WHAT TO DO >>
Copy every line from the material below that holds "name".

DATA SUPPLIED >>
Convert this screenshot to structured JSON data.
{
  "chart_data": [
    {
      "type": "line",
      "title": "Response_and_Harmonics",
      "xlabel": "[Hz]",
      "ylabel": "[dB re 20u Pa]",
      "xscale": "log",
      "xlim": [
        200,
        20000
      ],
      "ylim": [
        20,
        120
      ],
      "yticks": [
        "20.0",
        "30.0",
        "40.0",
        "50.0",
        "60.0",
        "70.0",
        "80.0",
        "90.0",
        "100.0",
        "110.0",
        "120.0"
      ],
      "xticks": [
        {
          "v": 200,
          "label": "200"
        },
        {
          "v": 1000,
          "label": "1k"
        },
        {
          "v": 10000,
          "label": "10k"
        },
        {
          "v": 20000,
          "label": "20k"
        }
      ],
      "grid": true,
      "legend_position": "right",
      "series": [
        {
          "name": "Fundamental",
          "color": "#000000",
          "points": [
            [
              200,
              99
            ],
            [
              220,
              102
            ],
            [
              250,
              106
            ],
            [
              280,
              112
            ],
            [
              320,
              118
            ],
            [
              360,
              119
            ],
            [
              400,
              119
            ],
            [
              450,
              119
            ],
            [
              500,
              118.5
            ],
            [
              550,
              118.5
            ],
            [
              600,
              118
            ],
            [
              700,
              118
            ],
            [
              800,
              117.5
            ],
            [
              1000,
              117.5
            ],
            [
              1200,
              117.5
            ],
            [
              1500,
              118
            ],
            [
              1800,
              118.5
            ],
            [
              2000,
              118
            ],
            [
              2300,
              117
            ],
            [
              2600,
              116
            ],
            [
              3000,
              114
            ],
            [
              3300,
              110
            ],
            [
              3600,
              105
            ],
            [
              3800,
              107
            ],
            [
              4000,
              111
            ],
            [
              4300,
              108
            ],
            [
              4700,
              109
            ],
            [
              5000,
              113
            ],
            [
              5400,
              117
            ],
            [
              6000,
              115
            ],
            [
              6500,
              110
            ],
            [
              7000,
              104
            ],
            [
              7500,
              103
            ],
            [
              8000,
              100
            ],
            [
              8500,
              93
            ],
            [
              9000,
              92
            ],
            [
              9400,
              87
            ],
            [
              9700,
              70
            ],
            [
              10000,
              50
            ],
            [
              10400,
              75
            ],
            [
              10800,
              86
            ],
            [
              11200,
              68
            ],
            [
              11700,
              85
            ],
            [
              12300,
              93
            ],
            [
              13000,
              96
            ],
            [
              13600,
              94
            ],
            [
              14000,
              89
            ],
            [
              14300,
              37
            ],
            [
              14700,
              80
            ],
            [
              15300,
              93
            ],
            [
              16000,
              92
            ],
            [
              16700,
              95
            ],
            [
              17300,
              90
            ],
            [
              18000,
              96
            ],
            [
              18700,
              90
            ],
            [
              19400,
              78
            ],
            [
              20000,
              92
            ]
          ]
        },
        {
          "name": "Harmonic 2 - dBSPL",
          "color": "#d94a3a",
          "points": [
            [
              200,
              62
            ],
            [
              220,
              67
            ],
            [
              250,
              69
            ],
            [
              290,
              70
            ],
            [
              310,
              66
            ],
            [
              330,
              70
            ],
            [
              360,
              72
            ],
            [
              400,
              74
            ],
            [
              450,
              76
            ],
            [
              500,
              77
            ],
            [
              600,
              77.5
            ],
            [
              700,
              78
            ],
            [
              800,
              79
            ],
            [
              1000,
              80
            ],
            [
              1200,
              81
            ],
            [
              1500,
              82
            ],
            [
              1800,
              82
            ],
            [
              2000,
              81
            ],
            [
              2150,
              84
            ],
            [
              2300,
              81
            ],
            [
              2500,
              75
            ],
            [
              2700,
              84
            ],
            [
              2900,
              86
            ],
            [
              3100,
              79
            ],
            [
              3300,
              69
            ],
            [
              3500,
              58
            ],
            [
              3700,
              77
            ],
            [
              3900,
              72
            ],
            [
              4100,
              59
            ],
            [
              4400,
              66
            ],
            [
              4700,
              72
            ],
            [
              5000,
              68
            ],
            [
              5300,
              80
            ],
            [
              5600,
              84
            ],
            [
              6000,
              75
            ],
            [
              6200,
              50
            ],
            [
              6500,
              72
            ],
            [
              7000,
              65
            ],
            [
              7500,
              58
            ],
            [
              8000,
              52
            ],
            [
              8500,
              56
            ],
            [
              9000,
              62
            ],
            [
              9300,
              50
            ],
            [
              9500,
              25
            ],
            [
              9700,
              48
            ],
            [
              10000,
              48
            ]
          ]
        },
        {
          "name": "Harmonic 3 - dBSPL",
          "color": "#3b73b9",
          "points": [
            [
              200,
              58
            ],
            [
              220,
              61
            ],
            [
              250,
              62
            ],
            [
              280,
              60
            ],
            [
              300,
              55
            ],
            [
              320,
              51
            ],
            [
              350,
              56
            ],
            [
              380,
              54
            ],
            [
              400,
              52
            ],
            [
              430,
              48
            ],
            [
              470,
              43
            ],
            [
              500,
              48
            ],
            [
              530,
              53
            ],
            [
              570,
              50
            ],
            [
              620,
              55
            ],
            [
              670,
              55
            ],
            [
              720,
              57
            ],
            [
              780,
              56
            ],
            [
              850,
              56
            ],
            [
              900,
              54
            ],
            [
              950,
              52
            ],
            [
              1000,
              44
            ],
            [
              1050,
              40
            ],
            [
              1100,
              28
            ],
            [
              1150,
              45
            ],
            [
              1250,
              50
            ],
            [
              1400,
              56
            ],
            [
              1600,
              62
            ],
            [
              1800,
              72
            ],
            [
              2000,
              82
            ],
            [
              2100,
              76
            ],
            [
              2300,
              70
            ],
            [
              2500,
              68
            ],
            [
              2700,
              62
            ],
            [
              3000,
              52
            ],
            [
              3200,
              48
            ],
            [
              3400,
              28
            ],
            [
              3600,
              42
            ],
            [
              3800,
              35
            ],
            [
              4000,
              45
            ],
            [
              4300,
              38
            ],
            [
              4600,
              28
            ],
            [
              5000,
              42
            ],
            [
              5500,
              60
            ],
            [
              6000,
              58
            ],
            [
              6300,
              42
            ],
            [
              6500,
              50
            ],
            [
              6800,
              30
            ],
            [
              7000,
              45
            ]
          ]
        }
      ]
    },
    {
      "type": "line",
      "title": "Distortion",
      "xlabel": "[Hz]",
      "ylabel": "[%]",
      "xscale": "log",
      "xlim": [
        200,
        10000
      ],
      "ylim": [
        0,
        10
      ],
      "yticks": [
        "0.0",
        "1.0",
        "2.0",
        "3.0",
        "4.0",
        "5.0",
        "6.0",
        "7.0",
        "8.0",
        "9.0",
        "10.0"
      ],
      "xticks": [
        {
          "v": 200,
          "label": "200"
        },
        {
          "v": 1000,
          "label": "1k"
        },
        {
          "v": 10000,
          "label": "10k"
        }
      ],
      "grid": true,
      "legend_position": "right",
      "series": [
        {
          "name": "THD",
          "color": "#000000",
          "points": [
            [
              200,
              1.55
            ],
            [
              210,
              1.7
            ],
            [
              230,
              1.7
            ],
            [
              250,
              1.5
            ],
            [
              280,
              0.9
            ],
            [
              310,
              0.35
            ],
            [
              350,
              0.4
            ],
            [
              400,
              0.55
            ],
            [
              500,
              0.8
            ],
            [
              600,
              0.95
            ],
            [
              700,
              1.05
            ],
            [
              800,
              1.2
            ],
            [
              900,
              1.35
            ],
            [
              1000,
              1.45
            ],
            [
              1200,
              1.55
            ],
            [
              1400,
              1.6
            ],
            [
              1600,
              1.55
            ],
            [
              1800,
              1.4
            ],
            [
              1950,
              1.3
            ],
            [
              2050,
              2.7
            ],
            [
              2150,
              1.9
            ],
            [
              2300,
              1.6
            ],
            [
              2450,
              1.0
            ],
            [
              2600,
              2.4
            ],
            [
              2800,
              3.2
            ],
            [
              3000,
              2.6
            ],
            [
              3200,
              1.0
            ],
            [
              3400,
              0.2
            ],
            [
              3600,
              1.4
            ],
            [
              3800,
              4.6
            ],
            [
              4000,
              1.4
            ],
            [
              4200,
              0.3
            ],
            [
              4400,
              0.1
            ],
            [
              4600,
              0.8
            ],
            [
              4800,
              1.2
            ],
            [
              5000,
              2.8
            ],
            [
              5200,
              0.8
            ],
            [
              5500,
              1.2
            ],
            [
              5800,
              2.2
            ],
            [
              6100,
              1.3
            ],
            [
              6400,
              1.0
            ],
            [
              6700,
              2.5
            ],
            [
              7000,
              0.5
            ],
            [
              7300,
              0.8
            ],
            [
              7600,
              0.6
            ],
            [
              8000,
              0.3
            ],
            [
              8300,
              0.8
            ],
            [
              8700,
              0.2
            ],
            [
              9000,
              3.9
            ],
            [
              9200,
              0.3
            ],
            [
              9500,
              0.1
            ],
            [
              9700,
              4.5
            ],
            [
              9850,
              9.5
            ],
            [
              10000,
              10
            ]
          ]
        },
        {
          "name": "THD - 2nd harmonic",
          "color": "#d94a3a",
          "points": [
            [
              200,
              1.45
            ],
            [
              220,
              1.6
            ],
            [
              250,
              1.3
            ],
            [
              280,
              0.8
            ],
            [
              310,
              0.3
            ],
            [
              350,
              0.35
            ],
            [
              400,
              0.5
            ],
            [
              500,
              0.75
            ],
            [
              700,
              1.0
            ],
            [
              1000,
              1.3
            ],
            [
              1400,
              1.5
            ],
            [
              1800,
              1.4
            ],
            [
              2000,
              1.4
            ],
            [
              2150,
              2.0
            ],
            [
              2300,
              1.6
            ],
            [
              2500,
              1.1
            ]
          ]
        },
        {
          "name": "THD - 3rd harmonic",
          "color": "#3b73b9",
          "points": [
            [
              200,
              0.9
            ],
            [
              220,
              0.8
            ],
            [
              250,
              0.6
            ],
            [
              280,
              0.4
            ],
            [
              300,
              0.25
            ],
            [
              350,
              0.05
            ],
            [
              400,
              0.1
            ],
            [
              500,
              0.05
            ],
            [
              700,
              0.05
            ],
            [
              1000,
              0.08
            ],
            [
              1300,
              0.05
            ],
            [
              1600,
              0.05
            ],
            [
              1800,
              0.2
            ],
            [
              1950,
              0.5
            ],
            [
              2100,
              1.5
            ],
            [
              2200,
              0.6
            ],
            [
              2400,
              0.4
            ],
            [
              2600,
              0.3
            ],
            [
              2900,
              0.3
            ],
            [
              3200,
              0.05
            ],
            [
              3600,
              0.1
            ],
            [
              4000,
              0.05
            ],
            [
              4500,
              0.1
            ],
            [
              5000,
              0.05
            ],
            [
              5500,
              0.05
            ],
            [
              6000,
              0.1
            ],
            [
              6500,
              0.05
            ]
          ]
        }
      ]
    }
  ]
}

SOLUTION TO THE EXERCISE >>
          "name": "Fundamental",
          "name": "Harmonic 2 - dBSPL",
          "name": "Harmonic 3 - dBSPL",
          "name": "THD",
          "name": "THD - 2nd harmonic",
          "name": "THD - 3rd harmonic",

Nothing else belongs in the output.